======== Provided passage ========

This is an archive of the discontinued LLVM Phabricator instance.

[Trivial Dead] Consider any non volatile load as trivially dead independent on ordering
Needs ReviewPublic

Authored by skatkov on Apr 22 2022, 4:23 AM.

Download Raw Diff

Details

Reviewers

reames
fhahn
nikic
rampitec
efriedma
timshen
t-tye

Summary

None volatile load can be considered as trivial dead independent on atomic
semantic. This is based on the fact that release-acquire synchronization
happens only if load reads the value written by store-release operation.
As soone as load instruction does not have uses, so no one will check what
actually value has been read. So optimizer may suggest that load reads the
value was before store release happened and so no synchronization happened.
This allows us simply to remove this load.

Diff Detail

Event Timeline

skatkov created this revision.Apr 22 2022, 4:23 AM

Herald added a project: Restricted Project. · View Herald TranscriptApr 22 2022, 4:23 AM

Herald added subscribers: kerbowa, hiraditya, jvesely, nemanjai. · View Herald Transcript

skatkov requested review of this revision.Apr 22 2022, 4:23 AM

Herald added a project: Restricted Project. · View Herald TranscriptApr 22 2022, 4:23 AM

Harbormaster completed remote builds in B160821: Diff 424429.Apr 22 2022, 4:59 AM

nikic mentioned this in D124241: [Local] Consider atomic loads from constant global as dead.Apr 22 2022, 5:24 AM

lkail added a subscriber: lkail.Apr 22 2022, 5:27 AM

rampitec added a reviewer: t-tye.Apr 22 2022, 10:30 AM

This isn't trivially correct.

For example, say you have a sequence "%load1 = load seq_cst %a; %load2 = load relaxed %a". I think the later load can sort of "inherit" the sequential consistency of the earlier load; the values it can contain are restricted. (I mean, maybe I'm missing something, but it's not as simple as "no one will check what actually value has been read".)

========

* _Requirements_
A) Revise the review page text starting with "None volatile load" and going on through "no synchronization happened.", putting "ordering" in place of "synchronization".
B) Answer from the review page:
(i) Who authored the revision?
(ii) Which user added t-tye as a reviewer?
(iii) In which build did Harbormaster complete remote builds for Diff 424429?

======== Source material ========

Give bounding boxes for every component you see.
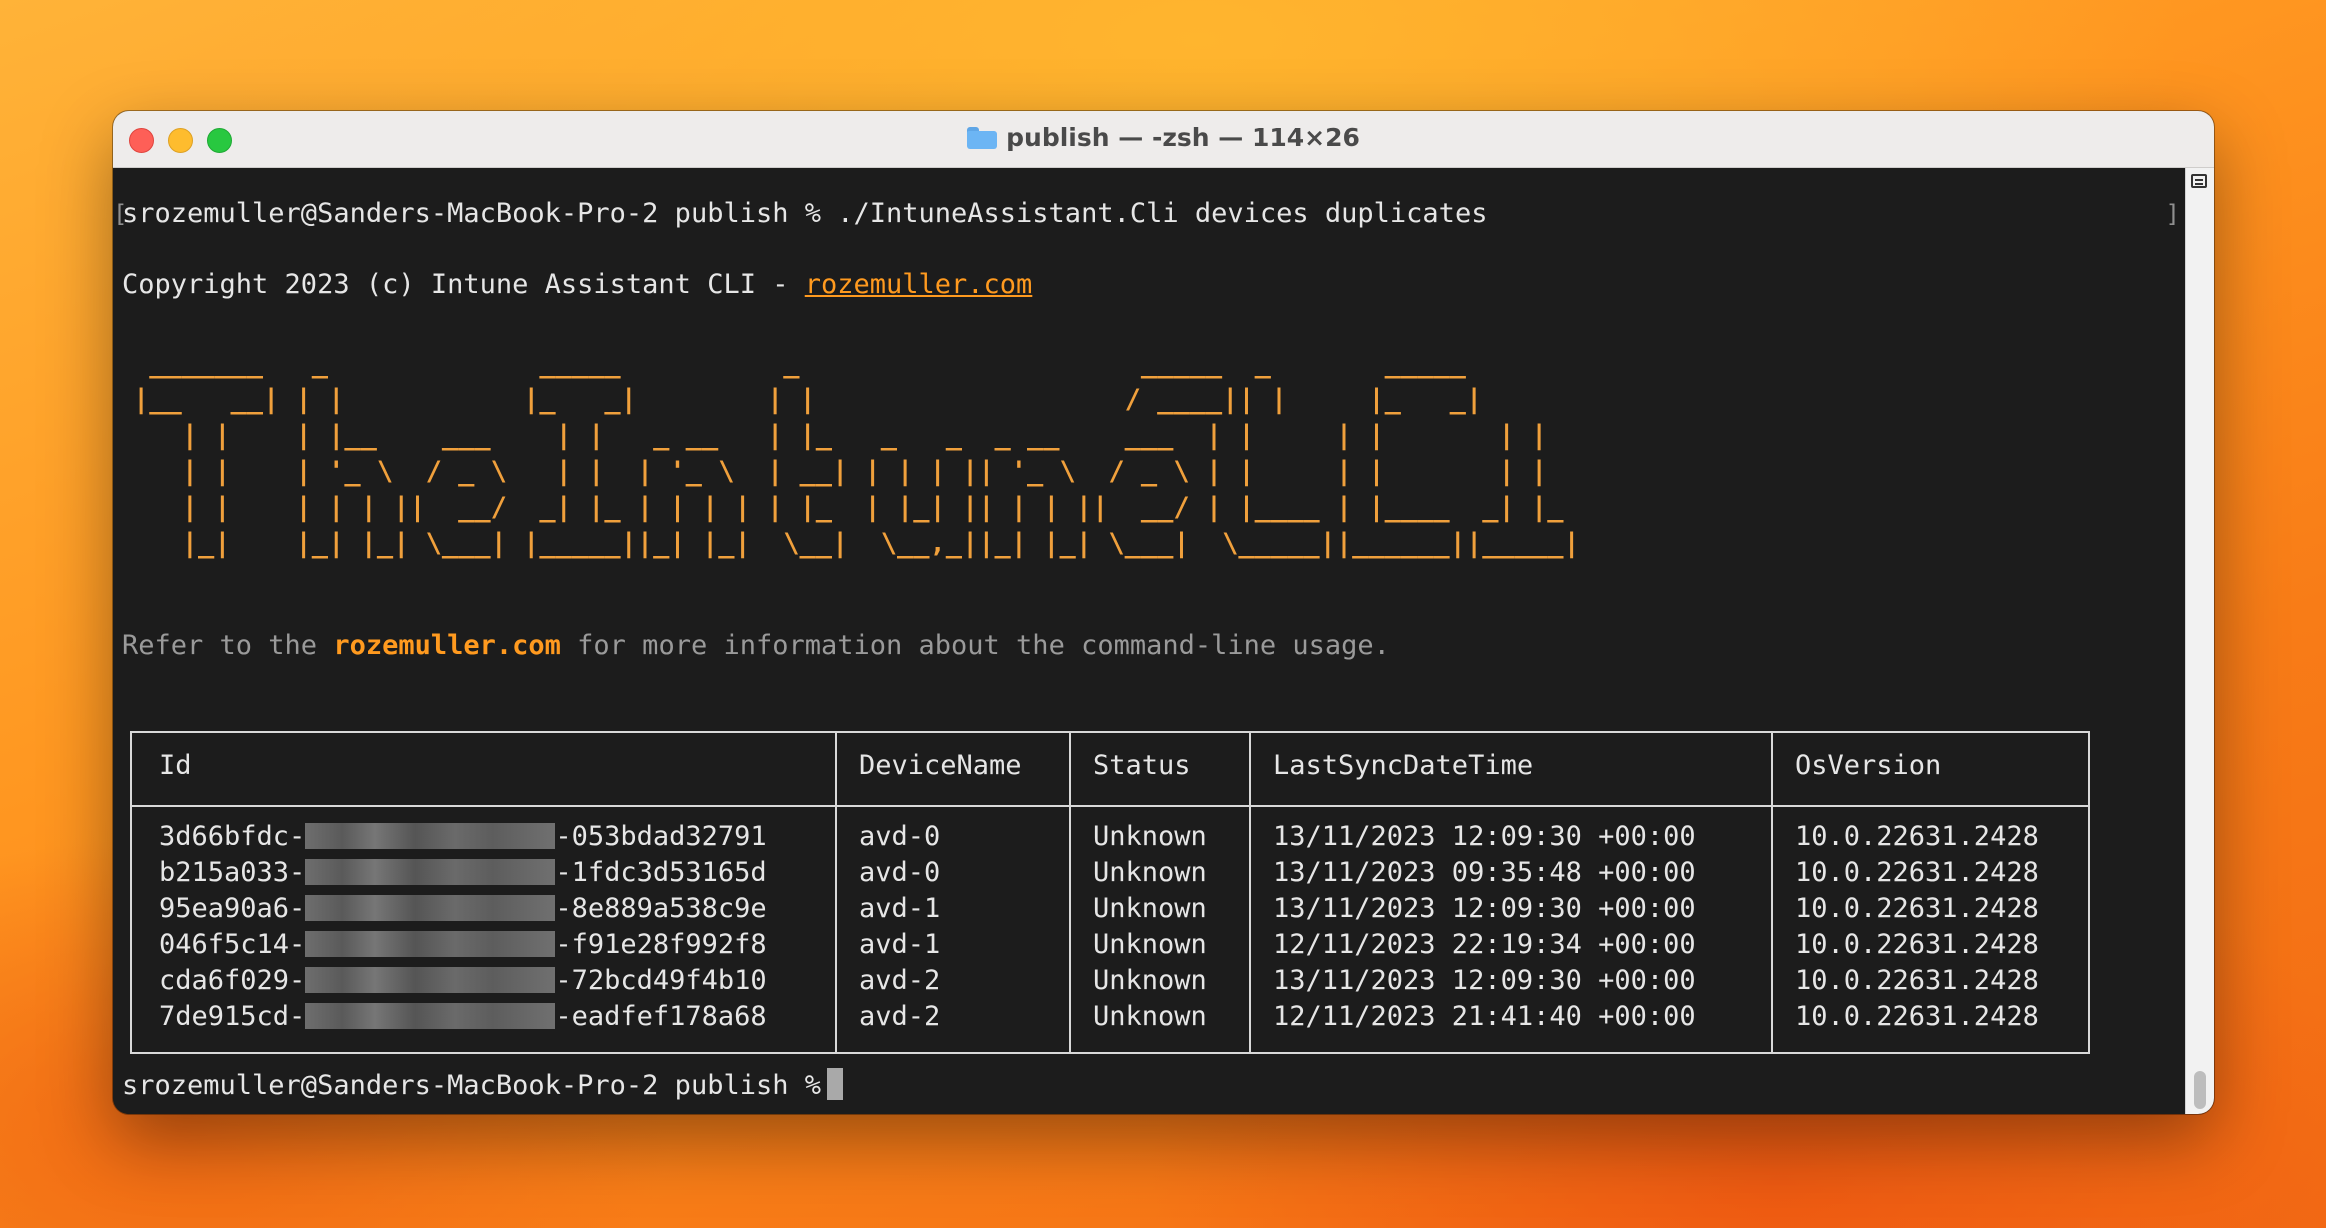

========

* _Results by task_
A)
None volatile load can be considered as trivial dead independent on atomic
semantic. This is based on the fact that release-acquire ordering
happens only if load reads the value written by store-release operation.
As soone as load instruction does not have uses, so no one will check what
actually value has been read. So optimizer may suggest that load reads the
value was before store release happened and so no ordering happened.

B)
(i) skatkov
(ii) rampitec
(iii) B160821